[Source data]
- - - -

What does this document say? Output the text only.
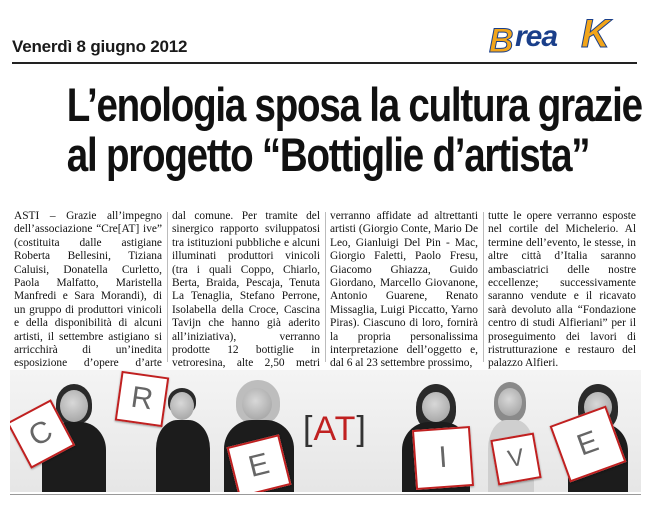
Venerdì 8 giugno 2012	B rea K
L’enologia sposa la cultura grazie
al progetto “Bottiglie d’artista”
ASTI – Grazie all’impegno dell’associazione “Cre[AT] ive” (costituita dalle astigiane Roberta Bellesini, Tiziana Caluisi, Donatella Curletto, Paola Malfatto, Maristella Manfredi e Sara Morandi), di un gruppo di produttori vinicoli e della disponibilità di alcuni artisti, il settembre astigiano si arricchirà di un’inedita esposizione d’opere d’arte
dal comune. Per tramite del sinergico rapporto sviluppatosi tra istituzioni pubbliche e alcuni illuminati produttori vinicoli (tra i quali Coppo, Chiarlo, Berta, Braida, Pescaja, Tenuta La Tenaglia, Stefano Perrone, Isolabella della Croce, Cascina Tavijn che hanno già aderito all’iniziativa), verranno prodotte 12 bottiglie in vetroresina, alte 2,50 metri
verranno affidate ad altrettanti artisti (Giorgio Conte, Mario De Leo, Gianluigi Del Pin - Mac, Giorgio Faletti, Paolo Fresu, Giacomo Ghiazza, Guido Giordano, Marcello Giovanone, Antonio Guarene, Renato Missaglia, Luigi Piccatto, Yarno Piras). Ciascuno di loro, fornirà la propria personalissima interpretazione dell’oggetto e, dal 6 al 23 settembre prossimo,
tutte le opere verranno esposte nel cortile del Michelerio. Al termine dell’evento, le stesse, in altre città d’Italia saranno ambasciatrici delle nostre eccellenze; successivamente saranno vendute e il ricavato sarà devoluto alla “Fondazione centro di studi Alfieriani” per il proseguimento dei lavori di ristrutturazione e restauro del palazzo Alfieri.
C
R
E
[AT]
I	V	E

- - - -

SET EXERCISE: Repeat the listing above exactly, with no pictures.

WORKED ANSWER:
What does this document say? Output the text only.
Venerdì 8 giugno 2012	B rea K
L’enologia sposa la cultura grazie
al progetto “Bottiglie d’artista”
ASTI – Grazie all’impegno dell’associazione “Cre[AT] ive” (costituita dalle astigiane Roberta Bellesini, Tiziana Caluisi, Donatella Curletto, Paola Malfatto, Maristella Manfredi e Sara Morandi), di un gruppo di produttori vinicoli e della disponibilità di alcuni artisti, il settembre astigiano si arricchirà di un’inedita esposizione d’opere d’arte
dal comune. Per tramite del sinergico rapporto sviluppatosi tra istituzioni pubbliche e alcuni illuminati produttori vinicoli (tra i quali Coppo, Chiarlo, Berta, Braida, Pescaja, Tenuta La Tenaglia, Stefano Perrone, Isolabella della Croce, Cascina Tavijn che hanno già aderito all’iniziativa), verranno prodotte 12 bottiglie in vetroresina, alte 2,50 metri
verranno affidate ad altrettanti artisti (Giorgio Conte, Mario De Leo, Gianluigi Del Pin - Mac, Giorgio Faletti, Paolo Fresu, Giacomo Ghiazza, Guido Giordano, Marcello Giovanone, Antonio Guarene, Renato Missaglia, Luigi Piccatto, Yarno Piras). Ciascuno di loro, fornirà la propria personalissima interpretazione dell’oggetto e, dal 6 al 23 settembre prossimo,
tutte le opere verranno esposte nel cortile del Michelerio. Al termine dell’evento, le stesse, in altre città d’Italia saranno ambasciatrici delle nostre eccellenze; successivamente saranno vendute e il ricavato sarà devoluto alla “Fondazione centro di studi Alfieriani” per il proseguimento dei lavori di ristrutturazione e restauro del palazzo Alfieri.
C
R
E
[AT]
I	V	E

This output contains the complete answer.